Source data
▼▼▼

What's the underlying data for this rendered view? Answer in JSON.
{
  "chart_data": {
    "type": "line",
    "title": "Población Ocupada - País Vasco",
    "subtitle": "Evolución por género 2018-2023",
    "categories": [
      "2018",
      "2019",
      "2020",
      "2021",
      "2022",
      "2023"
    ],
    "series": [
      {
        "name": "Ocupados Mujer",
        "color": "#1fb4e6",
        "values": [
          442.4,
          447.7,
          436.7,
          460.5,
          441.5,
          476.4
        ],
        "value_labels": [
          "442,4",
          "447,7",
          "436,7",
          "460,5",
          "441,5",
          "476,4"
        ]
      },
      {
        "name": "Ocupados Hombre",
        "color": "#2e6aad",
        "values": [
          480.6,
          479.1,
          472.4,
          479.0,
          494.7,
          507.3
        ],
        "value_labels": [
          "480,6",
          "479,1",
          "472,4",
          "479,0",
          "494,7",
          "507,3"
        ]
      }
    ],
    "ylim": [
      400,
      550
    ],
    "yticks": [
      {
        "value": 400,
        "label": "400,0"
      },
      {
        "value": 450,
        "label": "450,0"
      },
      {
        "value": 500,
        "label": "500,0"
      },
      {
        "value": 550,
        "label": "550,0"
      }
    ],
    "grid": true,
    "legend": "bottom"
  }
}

▲▲▲

» **Written request**
For each line of the entries that includes "name", show that line.

» **Correct result**
        "name": "Ocupados Mujer",
        "name": "Ocupados Hombre",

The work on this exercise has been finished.